## Goal of the exercise
The entries below are to be transcribed in full, without their images.

## Listing
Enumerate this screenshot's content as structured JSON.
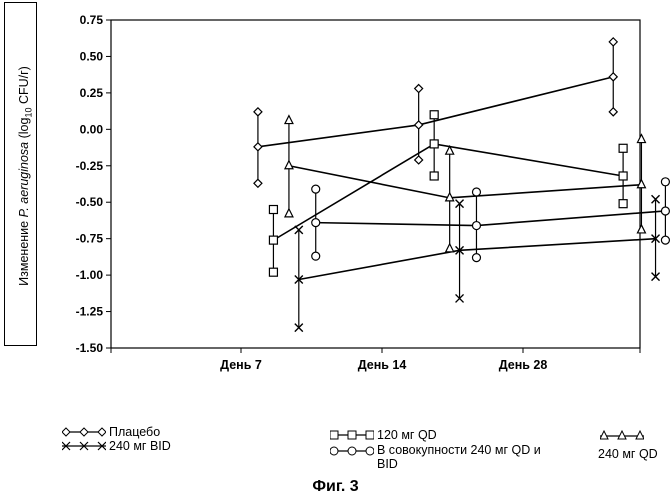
{
  "chart_data": {
    "type": "line",
    "title": "",
    "xlabel": "",
    "ylabel_prefix": "Изменение ",
    "ylabel_italic": "P. aeruginosa",
    "ylabel_suffix_1": " (log",
    "ylabel_subscript": "10",
    "ylabel_suffix_2": " CFU/г)",
    "categories": [
      "День 7",
      "День 14",
      "День 28"
    ],
    "ylim": [
      -1.5,
      0.75
    ],
    "yticks": [
      -1.5,
      -1.25,
      -1.0,
      -0.75,
      -0.5,
      -0.25,
      0.0,
      0.25,
      0.5,
      0.75
    ],
    "ytick_labels": [
      "-1.50",
      "-1.25",
      "-1.00",
      "-0.75",
      "-0.50",
      "-0.25",
      "0.00",
      "0.25",
      "0.50",
      "0.75"
    ],
    "series": [
      {
        "name": "Плацебо",
        "marker": "diamond",
        "x": [
          0.12,
          1.26,
          2.64
        ],
        "values": [
          -0.12,
          0.03,
          0.36
        ],
        "err_low": [
          -0.37,
          -0.21,
          0.12
        ],
        "err_high": [
          0.12,
          0.28,
          0.6
        ]
      },
      {
        "name": "120 мг QD",
        "marker": "square",
        "x": [
          0.23,
          1.37,
          2.71
        ],
        "values": [
          -0.76,
          -0.1,
          -0.32
        ],
        "err_low": [
          -0.98,
          -0.32,
          -0.51
        ],
        "err_high": [
          -0.55,
          0.1,
          -0.13
        ]
      },
      {
        "name": "240 мг QD",
        "marker": "triangle",
        "x": [
          0.34,
          1.48,
          2.84
        ],
        "values": [
          -0.25,
          -0.47,
          -0.38
        ],
        "err_low": [
          -0.58,
          -0.82,
          -0.69
        ],
        "err_high": [
          0.06,
          -0.15,
          -0.07
        ]
      },
      {
        "name": "240 мг BID",
        "marker": "x",
        "x": [
          0.41,
          1.55,
          2.94
        ],
        "values": [
          -1.03,
          -0.83,
          -0.75
        ],
        "err_low": [
          -1.36,
          -1.16,
          -1.01
        ],
        "err_high": [
          -0.69,
          -0.51,
          -0.48
        ]
      },
      {
        "name": "В совокупности 240 мг QD и BID",
        "marker": "circle",
        "x": [
          0.53,
          1.67,
          3.01
        ],
        "values": [
          -0.64,
          -0.66,
          -0.56
        ],
        "err_low": [
          -0.87,
          -0.88,
          -0.76
        ],
        "err_high": [
          -0.41,
          -0.43,
          -0.36
        ]
      }
    ],
    "legend_placement": "bottom"
  },
  "legend": {
    "placebo": "Плацебо",
    "qd120": "120 мг QD",
    "qd240": "240 мг QD",
    "bid240": "240 мг BID",
    "combined_line1": "В совокупности 240 мг QD и",
    "combined_line2": "BID"
  },
  "figure_caption": "Фиг. 3"
}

## Final result
Enumerate this screenshot's content as structured JSON.
{
  "chart_data": {
    "type": "line",
    "title": "",
    "xlabel": "",
    "ylabel_prefix": "Изменение ",
    "ylabel_italic": "P. aeruginosa",
    "ylabel_suffix_1": " (log",
    "ylabel_subscript": "10",
    "ylabel_suffix_2": " CFU/г)",
    "categories": [
      "День 7",
      "День 14",
      "День 28"
    ],
    "ylim": [
      -1.5,
      0.75
    ],
    "yticks": [
      -1.5,
      -1.25,
      -1.0,
      -0.75,
      -0.5,
      -0.25,
      0.0,
      0.25,
      0.5,
      0.75
    ],
    "ytick_labels": [
      "-1.50",
      "-1.25",
      "-1.00",
      "-0.75",
      "-0.50",
      "-0.25",
      "0.00",
      "0.25",
      "0.50",
      "0.75"
    ],
    "series": [
      {
        "name": "Плацебо",
        "marker": "diamond",
        "x": [
          0.12,
          1.26,
          2.64
        ],
        "values": [
          -0.12,
          0.03,
          0.36
        ],
        "err_low": [
          -0.37,
          -0.21,
          0.12
        ],
        "err_high": [
          0.12,
          0.28,
          0.6
        ]
      },
      {
        "name": "120 мг QD",
        "marker": "square",
        "x": [
          0.23,
          1.37,
          2.71
        ],
        "values": [
          -0.76,
          -0.1,
          -0.32
        ],
        "err_low": [
          -0.98,
          -0.32,
          -0.51
        ],
        "err_high": [
          -0.55,
          0.1,
          -0.13
        ]
      },
      {
        "name": "240 мг QD",
        "marker": "triangle",
        "x": [
          0.34,
          1.48,
          2.84
        ],
        "values": [
          -0.25,
          -0.47,
          -0.38
        ],
        "err_low": [
          -0.58,
          -0.82,
          -0.69
        ],
        "err_high": [
          0.06,
          -0.15,
          -0.07
        ]
      },
      {
        "name": "240 мг BID",
        "marker": "x",
        "x": [
          0.41,
          1.55,
          2.94
        ],
        "values": [
          -1.03,
          -0.83,
          -0.75
        ],
        "err_low": [
          -1.36,
          -1.16,
          -1.01
        ],
        "err_high": [
          -0.69,
          -0.51,
          -0.48
        ]
      },
      {
        "name": "В совокупности 240 мг QD и BID",
        "marker": "circle",
        "x": [
          0.53,
          1.67,
          3.01
        ],
        "values": [
          -0.64,
          -0.66,
          -0.56
        ],
        "err_low": [
          -0.87,
          -0.88,
          -0.76
        ],
        "err_high": [
          -0.41,
          -0.43,
          -0.36
        ]
      }
    ],
    "legend_placement": "bottom"
  },
  "legend": {
    "placebo": "Плацебо",
    "qd120": "120 мг QD",
    "qd240": "240 мг QD",
    "bid240": "240 мг BID",
    "combined_line1": "В совокупности 240 мг QD и",
    "combined_line2": "BID"
  },
  "figure_caption": "Фиг. 3"
}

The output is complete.